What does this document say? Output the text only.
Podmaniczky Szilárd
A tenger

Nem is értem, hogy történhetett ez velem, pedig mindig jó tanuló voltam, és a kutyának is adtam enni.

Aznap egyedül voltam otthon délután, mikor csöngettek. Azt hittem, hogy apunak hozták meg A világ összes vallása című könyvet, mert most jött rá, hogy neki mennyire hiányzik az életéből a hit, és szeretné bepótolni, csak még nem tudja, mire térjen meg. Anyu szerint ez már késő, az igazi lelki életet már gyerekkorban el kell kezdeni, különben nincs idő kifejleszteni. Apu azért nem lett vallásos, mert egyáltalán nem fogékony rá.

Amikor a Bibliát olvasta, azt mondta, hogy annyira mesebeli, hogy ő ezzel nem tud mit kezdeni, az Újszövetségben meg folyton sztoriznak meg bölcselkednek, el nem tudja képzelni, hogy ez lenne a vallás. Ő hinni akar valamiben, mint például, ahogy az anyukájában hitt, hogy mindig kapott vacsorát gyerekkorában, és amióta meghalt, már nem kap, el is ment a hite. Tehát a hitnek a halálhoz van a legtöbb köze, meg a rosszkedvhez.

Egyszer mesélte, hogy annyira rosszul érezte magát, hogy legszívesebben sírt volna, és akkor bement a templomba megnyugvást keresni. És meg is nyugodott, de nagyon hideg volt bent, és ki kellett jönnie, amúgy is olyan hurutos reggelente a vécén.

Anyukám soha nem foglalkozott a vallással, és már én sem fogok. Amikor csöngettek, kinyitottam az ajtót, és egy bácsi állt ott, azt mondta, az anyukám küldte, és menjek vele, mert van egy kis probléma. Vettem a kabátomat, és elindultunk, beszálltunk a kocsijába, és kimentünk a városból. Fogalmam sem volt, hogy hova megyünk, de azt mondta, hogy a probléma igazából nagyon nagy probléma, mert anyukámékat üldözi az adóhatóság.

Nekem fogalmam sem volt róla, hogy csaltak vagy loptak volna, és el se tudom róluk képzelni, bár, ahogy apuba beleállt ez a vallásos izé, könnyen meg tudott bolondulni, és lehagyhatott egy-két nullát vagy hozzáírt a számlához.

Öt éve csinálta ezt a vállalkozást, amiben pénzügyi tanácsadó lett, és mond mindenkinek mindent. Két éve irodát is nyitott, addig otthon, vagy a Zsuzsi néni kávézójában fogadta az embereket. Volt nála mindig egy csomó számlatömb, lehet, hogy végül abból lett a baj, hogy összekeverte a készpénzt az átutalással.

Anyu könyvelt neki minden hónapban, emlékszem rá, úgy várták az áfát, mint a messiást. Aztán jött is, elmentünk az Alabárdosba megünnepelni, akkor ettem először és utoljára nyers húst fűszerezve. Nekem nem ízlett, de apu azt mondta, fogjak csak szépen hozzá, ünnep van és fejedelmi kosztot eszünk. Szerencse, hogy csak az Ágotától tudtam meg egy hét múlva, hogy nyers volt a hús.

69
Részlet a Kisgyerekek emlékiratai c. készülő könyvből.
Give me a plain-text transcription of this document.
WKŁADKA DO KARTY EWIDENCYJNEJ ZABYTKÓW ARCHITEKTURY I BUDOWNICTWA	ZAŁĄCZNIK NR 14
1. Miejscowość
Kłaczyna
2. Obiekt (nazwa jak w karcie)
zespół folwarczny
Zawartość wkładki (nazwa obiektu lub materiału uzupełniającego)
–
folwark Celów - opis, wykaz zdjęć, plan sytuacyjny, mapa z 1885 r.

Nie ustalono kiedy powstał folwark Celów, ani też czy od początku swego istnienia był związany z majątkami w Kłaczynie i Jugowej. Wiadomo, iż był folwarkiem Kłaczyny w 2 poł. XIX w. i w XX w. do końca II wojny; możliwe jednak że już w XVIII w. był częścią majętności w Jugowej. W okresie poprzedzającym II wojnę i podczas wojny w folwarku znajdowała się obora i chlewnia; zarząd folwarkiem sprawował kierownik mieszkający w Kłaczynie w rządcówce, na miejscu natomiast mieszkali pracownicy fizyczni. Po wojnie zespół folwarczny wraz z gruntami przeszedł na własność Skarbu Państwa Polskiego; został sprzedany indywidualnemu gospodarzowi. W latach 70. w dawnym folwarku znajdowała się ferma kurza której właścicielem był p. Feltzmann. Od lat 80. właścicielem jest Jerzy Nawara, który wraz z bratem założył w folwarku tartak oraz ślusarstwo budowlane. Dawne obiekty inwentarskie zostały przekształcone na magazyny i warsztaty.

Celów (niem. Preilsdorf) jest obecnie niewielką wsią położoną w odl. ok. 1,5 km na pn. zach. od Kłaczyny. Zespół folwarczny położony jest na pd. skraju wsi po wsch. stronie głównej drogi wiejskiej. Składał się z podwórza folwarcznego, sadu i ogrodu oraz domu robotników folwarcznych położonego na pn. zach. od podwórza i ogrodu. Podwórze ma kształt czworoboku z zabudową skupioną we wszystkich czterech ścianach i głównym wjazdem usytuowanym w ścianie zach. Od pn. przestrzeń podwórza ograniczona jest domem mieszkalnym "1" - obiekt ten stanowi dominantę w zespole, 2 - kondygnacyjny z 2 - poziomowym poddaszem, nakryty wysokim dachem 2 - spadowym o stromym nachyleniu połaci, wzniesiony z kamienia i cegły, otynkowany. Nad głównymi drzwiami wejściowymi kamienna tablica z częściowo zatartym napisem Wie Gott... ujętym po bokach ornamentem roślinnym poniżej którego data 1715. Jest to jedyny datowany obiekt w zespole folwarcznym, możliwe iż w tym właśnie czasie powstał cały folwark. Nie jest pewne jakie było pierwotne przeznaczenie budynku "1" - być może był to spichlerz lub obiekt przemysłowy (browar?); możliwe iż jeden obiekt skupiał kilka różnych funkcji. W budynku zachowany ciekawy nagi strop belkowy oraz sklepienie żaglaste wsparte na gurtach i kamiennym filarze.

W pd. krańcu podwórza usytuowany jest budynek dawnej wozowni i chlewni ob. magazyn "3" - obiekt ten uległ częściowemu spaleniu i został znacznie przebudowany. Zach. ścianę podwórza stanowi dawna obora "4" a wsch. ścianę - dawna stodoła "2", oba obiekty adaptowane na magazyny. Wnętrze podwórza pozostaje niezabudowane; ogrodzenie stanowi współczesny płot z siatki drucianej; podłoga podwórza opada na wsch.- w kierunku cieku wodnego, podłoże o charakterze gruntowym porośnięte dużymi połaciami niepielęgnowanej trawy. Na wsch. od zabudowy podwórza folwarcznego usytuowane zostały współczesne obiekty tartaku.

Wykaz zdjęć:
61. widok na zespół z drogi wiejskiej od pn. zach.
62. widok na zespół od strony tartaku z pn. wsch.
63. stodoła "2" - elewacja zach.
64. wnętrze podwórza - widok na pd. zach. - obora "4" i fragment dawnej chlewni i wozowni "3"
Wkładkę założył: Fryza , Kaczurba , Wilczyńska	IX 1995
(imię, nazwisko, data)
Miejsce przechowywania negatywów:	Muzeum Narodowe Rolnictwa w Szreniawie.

*Stated exercise:* Count each line of the data where the word "neki" appears, then reply with the total only.

*Result below:* 2